Leave out the pictures and return every entry exactly as it appears.

■ ■ ■

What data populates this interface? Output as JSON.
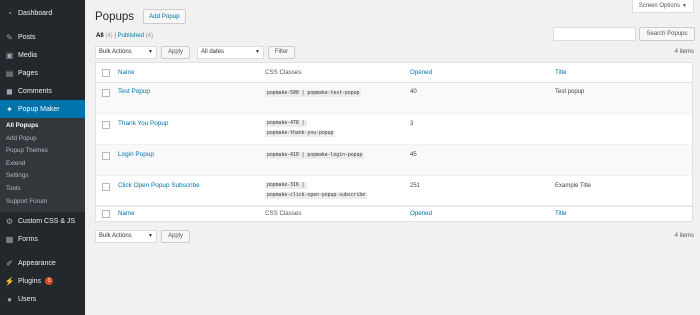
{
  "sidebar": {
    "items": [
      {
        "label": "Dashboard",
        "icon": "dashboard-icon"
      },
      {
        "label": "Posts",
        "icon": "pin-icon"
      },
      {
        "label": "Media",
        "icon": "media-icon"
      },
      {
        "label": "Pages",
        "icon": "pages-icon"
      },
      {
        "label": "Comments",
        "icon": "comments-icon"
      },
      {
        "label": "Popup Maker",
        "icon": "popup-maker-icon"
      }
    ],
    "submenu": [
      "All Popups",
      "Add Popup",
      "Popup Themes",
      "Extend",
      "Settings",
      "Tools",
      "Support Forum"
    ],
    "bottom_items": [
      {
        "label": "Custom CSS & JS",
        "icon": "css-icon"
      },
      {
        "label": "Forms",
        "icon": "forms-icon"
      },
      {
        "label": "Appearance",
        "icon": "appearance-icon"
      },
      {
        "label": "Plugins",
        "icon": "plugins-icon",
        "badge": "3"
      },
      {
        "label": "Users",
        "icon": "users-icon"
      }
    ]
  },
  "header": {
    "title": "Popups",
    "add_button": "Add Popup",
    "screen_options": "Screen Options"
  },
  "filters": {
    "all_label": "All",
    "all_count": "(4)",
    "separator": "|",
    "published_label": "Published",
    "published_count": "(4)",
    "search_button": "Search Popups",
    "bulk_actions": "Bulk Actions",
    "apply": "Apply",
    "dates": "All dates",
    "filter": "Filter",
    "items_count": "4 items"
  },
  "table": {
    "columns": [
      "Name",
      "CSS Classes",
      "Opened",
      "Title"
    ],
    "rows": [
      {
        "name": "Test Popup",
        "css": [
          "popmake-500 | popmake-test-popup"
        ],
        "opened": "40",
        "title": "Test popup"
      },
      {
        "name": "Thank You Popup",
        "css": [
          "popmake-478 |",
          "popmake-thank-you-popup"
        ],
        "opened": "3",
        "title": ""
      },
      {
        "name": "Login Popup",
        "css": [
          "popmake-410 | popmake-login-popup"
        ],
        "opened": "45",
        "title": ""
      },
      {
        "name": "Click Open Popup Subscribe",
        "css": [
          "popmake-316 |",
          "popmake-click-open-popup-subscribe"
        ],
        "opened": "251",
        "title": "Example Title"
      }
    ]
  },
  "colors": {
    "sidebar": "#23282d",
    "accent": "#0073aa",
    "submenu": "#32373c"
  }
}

■ ■ ■

- [COMPLETE OUTPUT]:
What data populates this interface? Output as JSON.
{
  "sidebar": {
    "items": [
      {
        "label": "Dashboard",
        "icon": "dashboard-icon"
      },
      {
        "label": "Posts",
        "icon": "pin-icon"
      },
      {
        "label": "Media",
        "icon": "media-icon"
      },
      {
        "label": "Pages",
        "icon": "pages-icon"
      },
      {
        "label": "Comments",
        "icon": "comments-icon"
      },
      {
        "label": "Popup Maker",
        "icon": "popup-maker-icon"
      }
    ],
    "submenu": [
      "All Popups",
      "Add Popup",
      "Popup Themes",
      "Extend",
      "Settings",
      "Tools",
      "Support Forum"
    ],
    "bottom_items": [
      {
        "label": "Custom CSS & JS",
        "icon": "css-icon"
      },
      {
        "label": "Forms",
        "icon": "forms-icon"
      },
      {
        "label": "Appearance",
        "icon": "appearance-icon"
      },
      {
        "label": "Plugins",
        "icon": "plugins-icon",
        "badge": "3"
      },
      {
        "label": "Users",
        "icon": "users-icon"
      }
    ]
  },
  "header": {
    "title": "Popups",
    "add_button": "Add Popup",
    "screen_options": "Screen Options"
  },
  "filters": {
    "all_label": "All",
    "all_count": "(4)",
    "separator": "|",
    "published_label": "Published",
    "published_count": "(4)",
    "search_button": "Search Popups",
    "bulk_actions": "Bulk Actions",
    "apply": "Apply",
    "dates": "All dates",
    "filter": "Filter",
    "items_count": "4 items"
  },
  "table": {
    "columns": [
      "Name",
      "CSS Classes",
      "Opened",
      "Title"
    ],
    "rows": [
      {
        "name": "Test Popup",
        "css": [
          "popmake-500 | popmake-test-popup"
        ],
        "opened": "40",
        "title": "Test popup"
      },
      {
        "name": "Thank You Popup",
        "css": [
          "popmake-478 |",
          "popmake-thank-you-popup"
        ],
        "opened": "3",
        "title": ""
      },
      {
        "name": "Login Popup",
        "css": [
          "popmake-410 | popmake-login-popup"
        ],
        "opened": "45",
        "title": ""
      },
      {
        "name": "Click Open Popup Subscribe",
        "css": [
          "popmake-316 |",
          "popmake-click-open-popup-subscribe"
        ],
        "opened": "251",
        "title": "Example Title"
      }
    ]
  },
  "colors": {
    "sidebar": "#23282d",
    "accent": "#0073aa",
    "submenu": "#32373c"
  }
}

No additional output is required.